_JOB_
Repeat the data verbatim.

···

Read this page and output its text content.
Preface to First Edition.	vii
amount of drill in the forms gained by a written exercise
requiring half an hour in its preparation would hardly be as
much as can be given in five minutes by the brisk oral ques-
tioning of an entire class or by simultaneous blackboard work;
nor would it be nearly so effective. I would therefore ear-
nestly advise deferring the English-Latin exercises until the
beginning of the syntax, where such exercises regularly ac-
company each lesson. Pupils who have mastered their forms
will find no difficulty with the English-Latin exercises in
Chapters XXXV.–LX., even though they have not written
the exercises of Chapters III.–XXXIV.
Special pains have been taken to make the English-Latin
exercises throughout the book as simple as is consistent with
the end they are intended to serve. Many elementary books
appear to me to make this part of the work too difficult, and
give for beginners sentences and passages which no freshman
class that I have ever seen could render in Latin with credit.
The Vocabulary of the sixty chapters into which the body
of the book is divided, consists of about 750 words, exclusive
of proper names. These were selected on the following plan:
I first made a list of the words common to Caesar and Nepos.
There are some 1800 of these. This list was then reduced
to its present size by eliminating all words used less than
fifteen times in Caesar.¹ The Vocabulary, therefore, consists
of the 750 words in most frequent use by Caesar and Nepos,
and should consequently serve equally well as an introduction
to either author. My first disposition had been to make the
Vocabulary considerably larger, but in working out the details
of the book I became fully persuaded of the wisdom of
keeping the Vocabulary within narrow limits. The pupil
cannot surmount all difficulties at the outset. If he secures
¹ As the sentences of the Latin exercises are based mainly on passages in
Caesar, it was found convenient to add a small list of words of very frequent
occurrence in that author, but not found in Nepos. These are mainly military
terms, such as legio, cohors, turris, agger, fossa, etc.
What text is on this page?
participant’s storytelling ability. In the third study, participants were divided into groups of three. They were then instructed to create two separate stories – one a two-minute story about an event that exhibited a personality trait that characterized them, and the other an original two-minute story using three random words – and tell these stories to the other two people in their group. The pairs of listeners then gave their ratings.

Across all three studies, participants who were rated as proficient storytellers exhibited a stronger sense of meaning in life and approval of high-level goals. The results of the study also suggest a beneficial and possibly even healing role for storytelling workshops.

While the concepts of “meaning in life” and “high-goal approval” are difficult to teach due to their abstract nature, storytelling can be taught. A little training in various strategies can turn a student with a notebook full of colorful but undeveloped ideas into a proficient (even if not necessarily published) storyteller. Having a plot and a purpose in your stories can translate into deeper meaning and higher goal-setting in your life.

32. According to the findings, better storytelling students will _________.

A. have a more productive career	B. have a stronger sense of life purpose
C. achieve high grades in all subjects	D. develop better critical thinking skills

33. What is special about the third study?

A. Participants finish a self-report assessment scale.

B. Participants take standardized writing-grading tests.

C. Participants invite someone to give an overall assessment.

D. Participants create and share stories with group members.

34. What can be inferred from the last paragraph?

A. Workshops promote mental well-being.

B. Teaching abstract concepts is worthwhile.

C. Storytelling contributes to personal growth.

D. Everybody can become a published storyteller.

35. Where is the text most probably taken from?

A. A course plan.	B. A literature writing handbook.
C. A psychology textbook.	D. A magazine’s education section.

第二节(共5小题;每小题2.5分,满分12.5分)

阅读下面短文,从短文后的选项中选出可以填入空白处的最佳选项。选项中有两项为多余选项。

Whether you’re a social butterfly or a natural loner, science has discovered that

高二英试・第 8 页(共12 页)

···

_RESPONSE TO THIS TASK_
Read this page and output its text content.
Preface to First Edition.	vii
amount of drill in the forms gained by a written exercise
requiring half an hour in its preparation would hardly be as
much as can be given in five minutes by the brisk oral ques-
tioning of an entire class or by simultaneous blackboard work;
nor would it be nearly so effective. I would therefore ear-
nestly advise deferring the English-Latin exercises until the
beginning of the syntax, where such exercises regularly ac-
company each lesson. Pupils who have mastered their forms
will find no difficulty with the English-Latin exercises in
Chapters XXXV.–LX., even though they have not written
the exercises of Chapters III.–XXXIV.
Special pains have been taken to make the English-Latin
exercises throughout the book as simple as is consistent with
the end they are intended to serve. Many elementary books
appear to me to make this part of the work too difficult, and
give for beginners sentences and passages which no freshman
class that I have ever seen could render in Latin with credit.
The Vocabulary of the sixty chapters into which the body
of the book is divided, consists of about 750 words, exclusive
of proper names. These were selected on the following plan:
I first made a list of the words common to Caesar and Nepos.
There are some 1800 of these. This list was then reduced
to its present size by eliminating all words used less than
fifteen times in Caesar.¹ The Vocabulary, therefore, consists
of the 750 words in most frequent use by Caesar and Nepos,
and should consequently serve equally well as an introduction
to either author. My first disposition had been to make the
Vocabulary considerably larger, but in working out the details
of the book I became fully persuaded of the wisdom of
keeping the Vocabulary within narrow limits. The pupil
cannot surmount all difficulties at the outset. If he secures
¹ As the sentences of the Latin exercises are based mainly on passages in
Caesar, it was found convenient to add a small list of words of very frequent
occurrence in that author, but not found in Nepos. These are mainly military
terms, such as legio, cohors, turris, agger, fossa, etc.
What text is on this page?
participant’s storytelling ability. In the third study, participants were divided into groups of three. They were then instructed to create two separate stories – one a two-minute story about an event that exhibited a personality trait that characterized them, and the other an original two-minute story using three random words – and tell these stories to the other two people in their group. The pairs of listeners then gave their ratings.

Across all three studies, participants who were rated as proficient storytellers exhibited a stronger sense of meaning in life and approval of high-level goals. The results of the study also suggest a beneficial and possibly even healing role for storytelling workshops.

While the concepts of “meaning in life” and “high-goal approval” are difficult to teach due to their abstract nature, storytelling can be taught. A little training in various strategies can turn a student with a notebook full of colorful but undeveloped ideas into a proficient (even if not necessarily published) storyteller. Having a plot and a purpose in your stories can translate into deeper meaning and higher goal-setting in your life.

32. According to the findings, better storytelling students will _________.

A. have a more productive career	B. have a stronger sense of life purpose
C. achieve high grades in all subjects	D. develop better critical thinking skills

33. What is special about the third study?

A. Participants finish a self-report assessment scale.

B. Participants take standardized writing-grading tests.

C. Participants invite someone to give an overall assessment.

D. Participants create and share stories with group members.

34. What can be inferred from the last paragraph?

A. Workshops promote mental well-being.

B. Teaching abstract concepts is worthwhile.

C. Storytelling contributes to personal growth.

D. Everybody can become a published storyteller.

35. Where is the text most probably taken from?

A. A course plan.	B. A literature writing handbook.
C. A psychology textbook.	D. A magazine’s education section.

第二节(共5小题;每小题2.5分,满分12.5分)

阅读下面短文,从短文后的选项中选出可以填入空白处的最佳选项。选项中有两项为多余选项。

Whether you’re a social butterfly or a natural loner, science has discovered that

高二英试・第 8 页(共12 页)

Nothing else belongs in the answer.